Entries taken from a collection:

★ ★ ★

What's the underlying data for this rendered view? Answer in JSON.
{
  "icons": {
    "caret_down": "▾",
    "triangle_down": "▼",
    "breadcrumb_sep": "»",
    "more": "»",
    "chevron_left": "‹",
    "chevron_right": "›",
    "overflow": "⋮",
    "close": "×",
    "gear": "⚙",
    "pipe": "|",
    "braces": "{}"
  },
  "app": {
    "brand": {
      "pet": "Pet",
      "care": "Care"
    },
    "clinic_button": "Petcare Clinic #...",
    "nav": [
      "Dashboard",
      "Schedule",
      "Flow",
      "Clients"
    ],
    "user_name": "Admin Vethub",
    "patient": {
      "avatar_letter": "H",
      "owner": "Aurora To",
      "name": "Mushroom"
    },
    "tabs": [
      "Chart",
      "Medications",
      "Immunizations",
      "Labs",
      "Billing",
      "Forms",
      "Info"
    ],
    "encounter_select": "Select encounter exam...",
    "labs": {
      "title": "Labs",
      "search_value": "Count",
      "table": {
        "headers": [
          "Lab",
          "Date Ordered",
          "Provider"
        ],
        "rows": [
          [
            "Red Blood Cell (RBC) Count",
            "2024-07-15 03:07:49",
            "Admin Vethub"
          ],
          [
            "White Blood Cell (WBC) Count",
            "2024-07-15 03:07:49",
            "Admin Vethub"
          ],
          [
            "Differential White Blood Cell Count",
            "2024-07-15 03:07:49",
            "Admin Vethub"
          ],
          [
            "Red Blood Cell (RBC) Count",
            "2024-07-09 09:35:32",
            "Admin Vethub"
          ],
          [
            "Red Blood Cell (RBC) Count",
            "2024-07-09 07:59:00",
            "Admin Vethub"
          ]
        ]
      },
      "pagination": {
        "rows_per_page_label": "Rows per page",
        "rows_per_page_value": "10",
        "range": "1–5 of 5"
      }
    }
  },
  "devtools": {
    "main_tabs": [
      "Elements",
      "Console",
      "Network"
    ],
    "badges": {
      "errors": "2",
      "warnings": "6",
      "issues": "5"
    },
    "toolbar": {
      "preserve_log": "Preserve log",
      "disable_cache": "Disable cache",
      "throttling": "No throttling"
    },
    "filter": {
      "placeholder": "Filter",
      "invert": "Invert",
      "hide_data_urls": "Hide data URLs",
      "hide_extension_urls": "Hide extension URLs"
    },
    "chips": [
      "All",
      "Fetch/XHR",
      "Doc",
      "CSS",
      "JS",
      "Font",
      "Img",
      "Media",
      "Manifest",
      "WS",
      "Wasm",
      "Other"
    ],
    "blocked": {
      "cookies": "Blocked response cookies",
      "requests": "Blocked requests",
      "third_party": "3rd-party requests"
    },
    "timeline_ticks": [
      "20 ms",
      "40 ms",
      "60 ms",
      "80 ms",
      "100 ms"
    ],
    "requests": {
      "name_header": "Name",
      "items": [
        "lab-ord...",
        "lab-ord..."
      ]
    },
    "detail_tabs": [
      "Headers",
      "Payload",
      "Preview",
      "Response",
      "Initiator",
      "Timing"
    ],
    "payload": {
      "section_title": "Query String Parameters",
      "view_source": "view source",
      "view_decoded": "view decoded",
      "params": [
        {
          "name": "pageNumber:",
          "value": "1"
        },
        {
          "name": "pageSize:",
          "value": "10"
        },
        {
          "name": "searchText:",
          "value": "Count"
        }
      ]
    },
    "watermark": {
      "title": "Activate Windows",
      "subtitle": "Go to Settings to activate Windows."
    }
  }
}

★ ★ ★

Each entry above needs to be retyped exactly.

What's the underlying data for this rendered view? Answer in JSON.
{
  "icons": {
    "caret_down": "▾",
    "triangle_down": "▼",
    "breadcrumb_sep": "»",
    "more": "»",
    "chevron_left": "‹",
    "chevron_right": "›",
    "overflow": "⋮",
    "close": "×",
    "gear": "⚙",
    "pipe": "|",
    "braces": "{}"
  },
  "app": {
    "brand": {
      "pet": "Pet",
      "care": "Care"
    },
    "clinic_button": "Petcare Clinic #...",
    "nav": [
      "Dashboard",
      "Schedule",
      "Flow",
      "Clients"
    ],
    "user_name": "Admin Vethub",
    "patient": {
      "avatar_letter": "H",
      "owner": "Aurora To",
      "name": "Mushroom"
    },
    "tabs": [
      "Chart",
      "Medications",
      "Immunizations",
      "Labs",
      "Billing",
      "Forms",
      "Info"
    ],
    "encounter_select": "Select encounter exam...",
    "labs": {
      "title": "Labs",
      "search_value": "Count",
      "table": {
        "headers": [
          "Lab",
          "Date Ordered",
          "Provider"
        ],
        "rows": [
          [
            "Red Blood Cell (RBC) Count",
            "2024-07-15 03:07:49",
            "Admin Vethub"
          ],
          [
            "White Blood Cell (WBC) Count",
            "2024-07-15 03:07:49",
            "Admin Vethub"
          ],
          [
            "Differential White Blood Cell Count",
            "2024-07-15 03:07:49",
            "Admin Vethub"
          ],
          [
            "Red Blood Cell (RBC) Count",
            "2024-07-09 09:35:32",
            "Admin Vethub"
          ],
          [
            "Red Blood Cell (RBC) Count",
            "2024-07-09 07:59:00",
            "Admin Vethub"
          ]
        ]
      },
      "pagination": {
        "rows_per_page_label": "Rows per page",
        "rows_per_page_value": "10",
        "range": "1–5 of 5"
      }
    }
  },
  "devtools": {
    "main_tabs": [
      "Elements",
      "Console",
      "Network"
    ],
    "badges": {
      "errors": "2",
      "warnings": "6",
      "issues": "5"
    },
    "toolbar": {
      "preserve_log": "Preserve log",
      "disable_cache": "Disable cache",
      "throttling": "No throttling"
    },
    "filter": {
      "placeholder": "Filter",
      "invert": "Invert",
      "hide_data_urls": "Hide data URLs",
      "hide_extension_urls": "Hide extension URLs"
    },
    "chips": [
      "All",
      "Fetch/XHR",
      "Doc",
      "CSS",
      "JS",
      "Font",
      "Img",
      "Media",
      "Manifest",
      "WS",
      "Wasm",
      "Other"
    ],
    "blocked": {
      "cookies": "Blocked response cookies",
      "requests": "Blocked requests",
      "third_party": "3rd-party requests"
    },
    "timeline_ticks": [
      "20 ms",
      "40 ms",
      "60 ms",
      "80 ms",
      "100 ms"
    ],
    "requests": {
      "name_header": "Name",
      "items": [
        "lab-ord...",
        "lab-ord..."
      ]
    },
    "detail_tabs": [
      "Headers",
      "Payload",
      "Preview",
      "Response",
      "Initiator",
      "Timing"
    ],
    "payload": {
      "section_title": "Query String Parameters",
      "view_source": "view source",
      "view_decoded": "view decoded",
      "params": [
        {
          "name": "pageNumber:",
          "value": "1"
        },
        {
          "name": "pageSize:",
          "value": "10"
        },
        {
          "name": "searchText:",
          "value": "Count"
        }
      ]
    },
    "watermark": {
      "title": "Activate Windows",
      "subtitle": "Go to Settings to activate Windows."
    }
  }
}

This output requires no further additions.